WHAT IS ASKED:
Read through the records below and copy each line that uses the word "Federal".

RECORDED DATA:
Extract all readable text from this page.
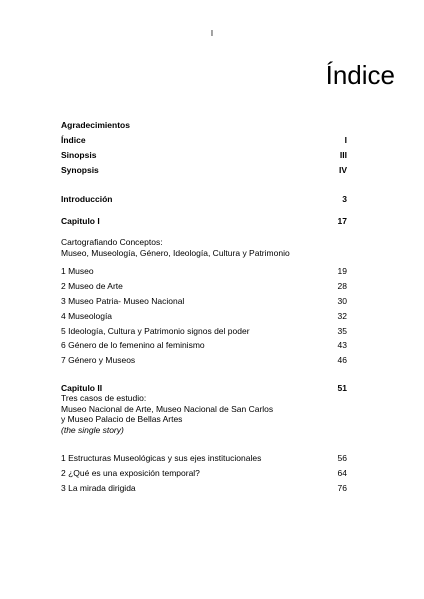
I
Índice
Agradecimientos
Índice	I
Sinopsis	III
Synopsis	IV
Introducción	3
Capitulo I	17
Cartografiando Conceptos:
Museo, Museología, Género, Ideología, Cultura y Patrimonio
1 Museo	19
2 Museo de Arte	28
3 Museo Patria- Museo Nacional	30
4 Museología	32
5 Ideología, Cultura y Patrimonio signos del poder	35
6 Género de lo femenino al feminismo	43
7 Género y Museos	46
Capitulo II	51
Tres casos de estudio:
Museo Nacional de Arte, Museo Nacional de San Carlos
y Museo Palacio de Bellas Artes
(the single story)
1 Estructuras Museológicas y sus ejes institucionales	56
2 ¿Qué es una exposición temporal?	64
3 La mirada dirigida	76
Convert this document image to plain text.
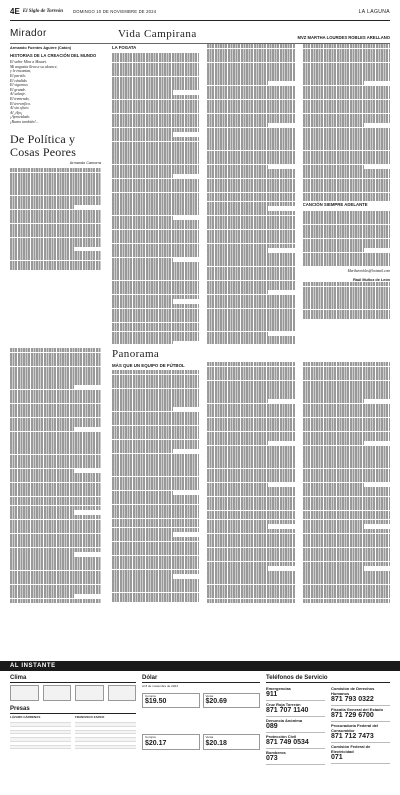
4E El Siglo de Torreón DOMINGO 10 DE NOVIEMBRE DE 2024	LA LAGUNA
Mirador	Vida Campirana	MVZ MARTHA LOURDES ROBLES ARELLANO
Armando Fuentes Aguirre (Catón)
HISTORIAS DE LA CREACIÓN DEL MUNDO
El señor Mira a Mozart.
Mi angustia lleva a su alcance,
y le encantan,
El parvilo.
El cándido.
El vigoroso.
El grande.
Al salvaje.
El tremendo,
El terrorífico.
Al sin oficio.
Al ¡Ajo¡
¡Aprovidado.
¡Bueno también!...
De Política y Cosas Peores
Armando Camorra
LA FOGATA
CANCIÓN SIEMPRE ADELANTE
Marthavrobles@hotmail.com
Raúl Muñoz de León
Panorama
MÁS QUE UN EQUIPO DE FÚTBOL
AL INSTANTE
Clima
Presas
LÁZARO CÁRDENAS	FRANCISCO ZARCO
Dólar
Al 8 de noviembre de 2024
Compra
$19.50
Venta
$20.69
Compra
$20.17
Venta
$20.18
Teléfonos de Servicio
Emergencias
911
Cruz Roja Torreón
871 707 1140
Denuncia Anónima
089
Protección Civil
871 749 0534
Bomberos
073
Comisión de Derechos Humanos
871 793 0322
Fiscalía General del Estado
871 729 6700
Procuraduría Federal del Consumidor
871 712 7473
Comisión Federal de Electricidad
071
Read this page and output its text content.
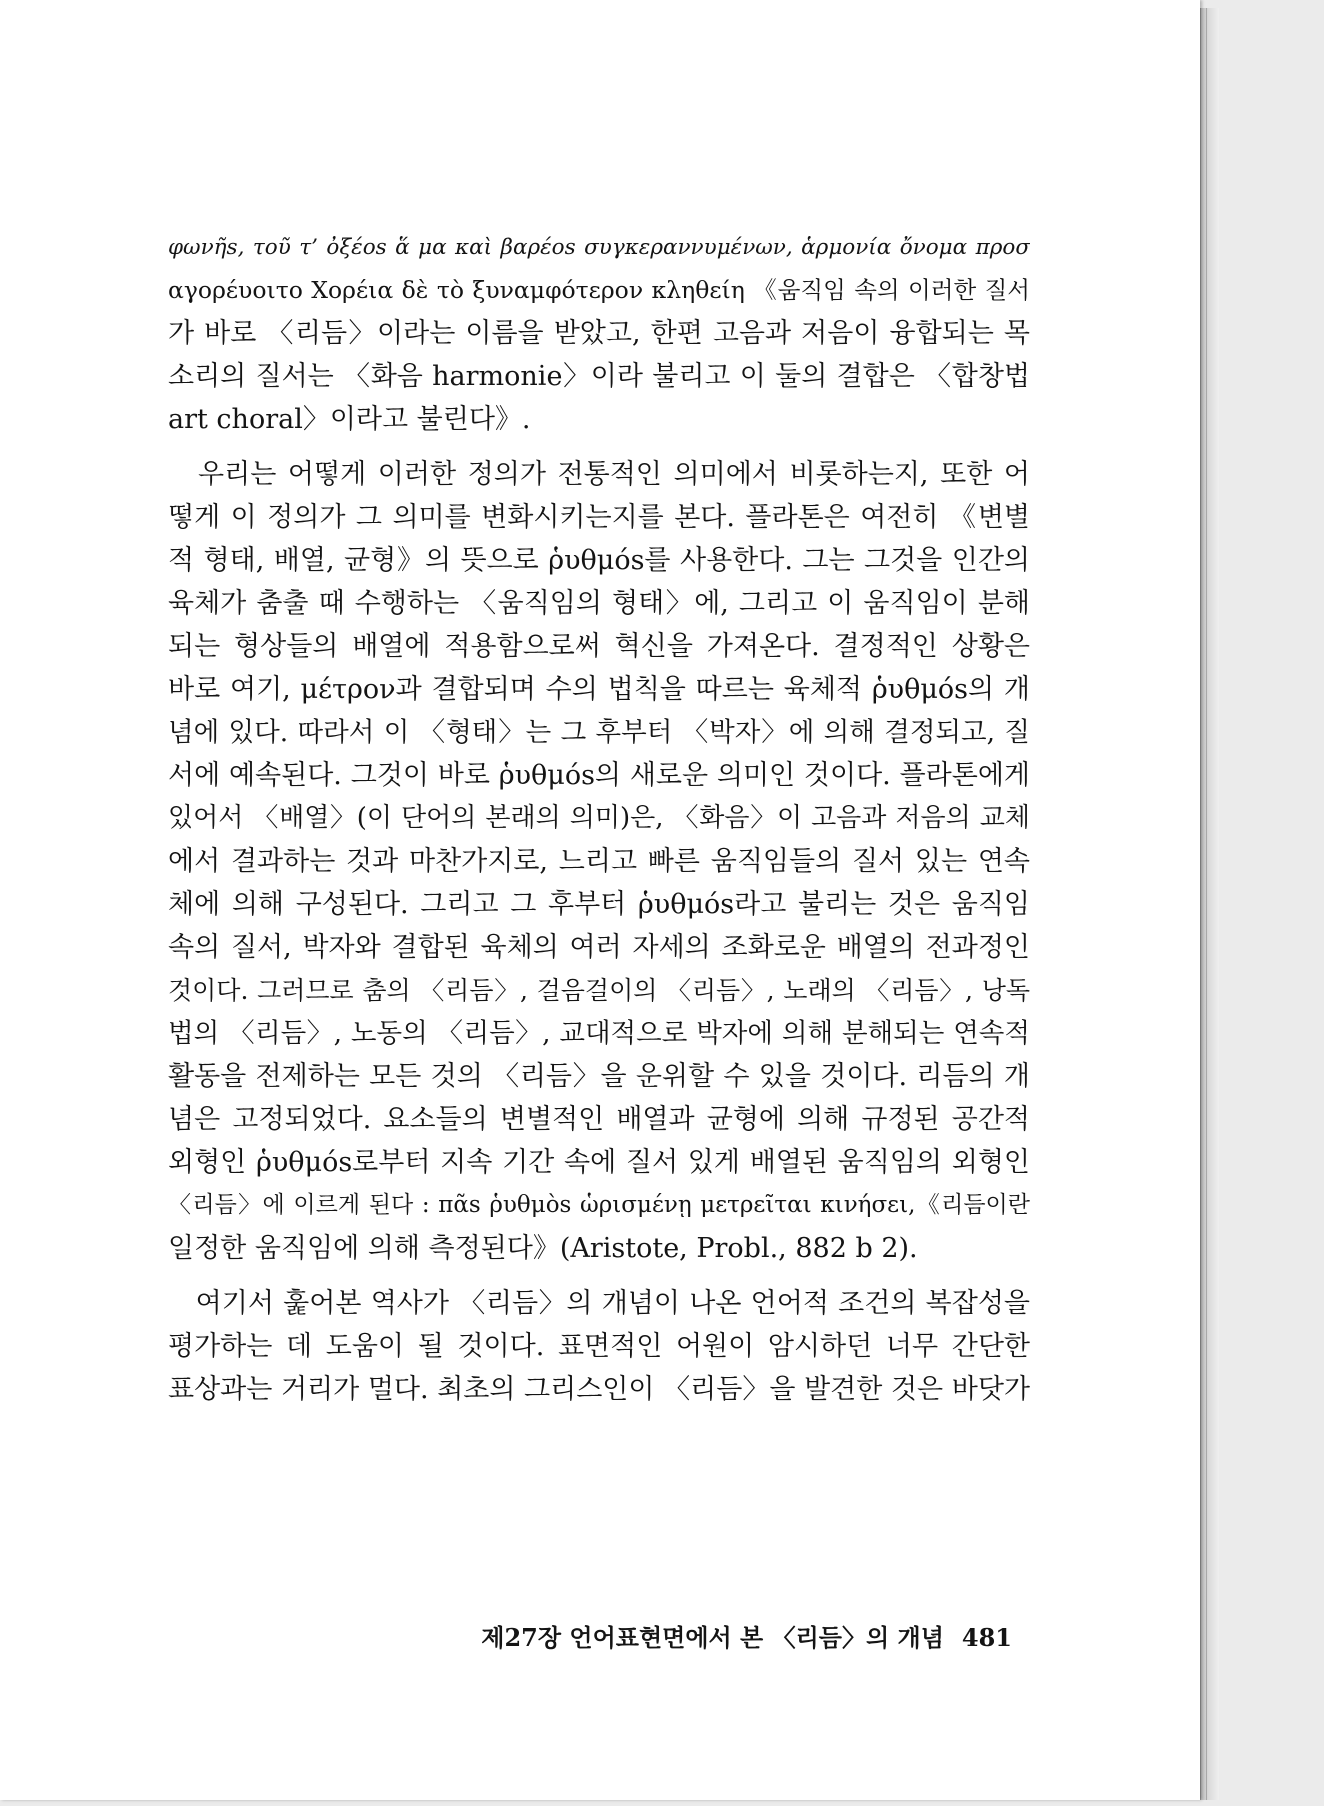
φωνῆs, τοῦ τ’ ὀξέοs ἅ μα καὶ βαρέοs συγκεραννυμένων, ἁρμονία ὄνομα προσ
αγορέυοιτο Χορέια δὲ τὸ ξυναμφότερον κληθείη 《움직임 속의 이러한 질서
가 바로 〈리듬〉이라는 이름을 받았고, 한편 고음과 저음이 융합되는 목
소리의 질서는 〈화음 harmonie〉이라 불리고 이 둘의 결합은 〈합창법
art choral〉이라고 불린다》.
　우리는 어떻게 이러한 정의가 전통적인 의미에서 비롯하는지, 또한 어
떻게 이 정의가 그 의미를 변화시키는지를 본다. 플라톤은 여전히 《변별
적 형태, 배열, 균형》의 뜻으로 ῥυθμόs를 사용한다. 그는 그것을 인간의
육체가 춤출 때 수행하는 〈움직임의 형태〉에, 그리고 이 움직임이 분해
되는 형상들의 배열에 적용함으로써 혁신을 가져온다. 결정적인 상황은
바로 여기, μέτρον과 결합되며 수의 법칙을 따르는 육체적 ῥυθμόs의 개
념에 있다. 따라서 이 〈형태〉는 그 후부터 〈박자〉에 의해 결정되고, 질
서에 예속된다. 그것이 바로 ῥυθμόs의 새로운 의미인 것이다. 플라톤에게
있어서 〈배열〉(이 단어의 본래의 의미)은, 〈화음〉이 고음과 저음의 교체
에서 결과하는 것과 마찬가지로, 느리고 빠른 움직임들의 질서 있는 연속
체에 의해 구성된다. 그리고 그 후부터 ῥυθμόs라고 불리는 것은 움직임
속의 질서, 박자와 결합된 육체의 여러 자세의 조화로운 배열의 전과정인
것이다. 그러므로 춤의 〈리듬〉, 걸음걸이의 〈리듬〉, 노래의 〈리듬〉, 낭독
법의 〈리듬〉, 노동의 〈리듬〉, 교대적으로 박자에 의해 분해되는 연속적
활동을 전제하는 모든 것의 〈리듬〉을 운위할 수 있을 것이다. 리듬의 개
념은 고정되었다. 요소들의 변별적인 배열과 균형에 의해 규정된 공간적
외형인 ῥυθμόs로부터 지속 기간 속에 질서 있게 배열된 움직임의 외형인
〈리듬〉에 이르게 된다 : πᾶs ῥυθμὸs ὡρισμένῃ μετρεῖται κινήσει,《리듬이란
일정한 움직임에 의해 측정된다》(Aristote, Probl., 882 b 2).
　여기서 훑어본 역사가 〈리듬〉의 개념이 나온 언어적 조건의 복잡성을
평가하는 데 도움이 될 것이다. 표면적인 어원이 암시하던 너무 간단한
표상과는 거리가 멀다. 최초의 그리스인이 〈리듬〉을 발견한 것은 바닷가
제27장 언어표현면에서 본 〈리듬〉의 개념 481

==

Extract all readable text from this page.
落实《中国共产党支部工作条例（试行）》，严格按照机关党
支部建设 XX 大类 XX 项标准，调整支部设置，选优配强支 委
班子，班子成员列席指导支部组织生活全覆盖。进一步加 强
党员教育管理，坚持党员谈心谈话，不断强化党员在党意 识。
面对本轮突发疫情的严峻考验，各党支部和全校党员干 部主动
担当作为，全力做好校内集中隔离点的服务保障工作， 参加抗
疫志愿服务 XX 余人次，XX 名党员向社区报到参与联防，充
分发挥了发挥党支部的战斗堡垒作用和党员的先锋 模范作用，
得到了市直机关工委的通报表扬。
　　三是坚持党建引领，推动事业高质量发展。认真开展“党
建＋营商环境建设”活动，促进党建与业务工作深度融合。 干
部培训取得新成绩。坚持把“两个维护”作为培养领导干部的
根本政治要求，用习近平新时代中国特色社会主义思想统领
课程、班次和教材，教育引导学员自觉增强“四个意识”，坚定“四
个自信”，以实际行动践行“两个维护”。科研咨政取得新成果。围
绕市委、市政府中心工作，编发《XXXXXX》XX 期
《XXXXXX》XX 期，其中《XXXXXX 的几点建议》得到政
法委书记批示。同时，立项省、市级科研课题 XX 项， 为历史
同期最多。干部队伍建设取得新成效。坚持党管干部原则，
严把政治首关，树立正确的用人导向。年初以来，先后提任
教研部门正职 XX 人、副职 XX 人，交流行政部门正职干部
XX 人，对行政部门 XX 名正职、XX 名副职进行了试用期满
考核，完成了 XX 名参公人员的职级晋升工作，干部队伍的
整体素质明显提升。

ANSWER FOR THE TASK:
Procuraduría Federal del Consumidor
Comisión Federal de Electricidad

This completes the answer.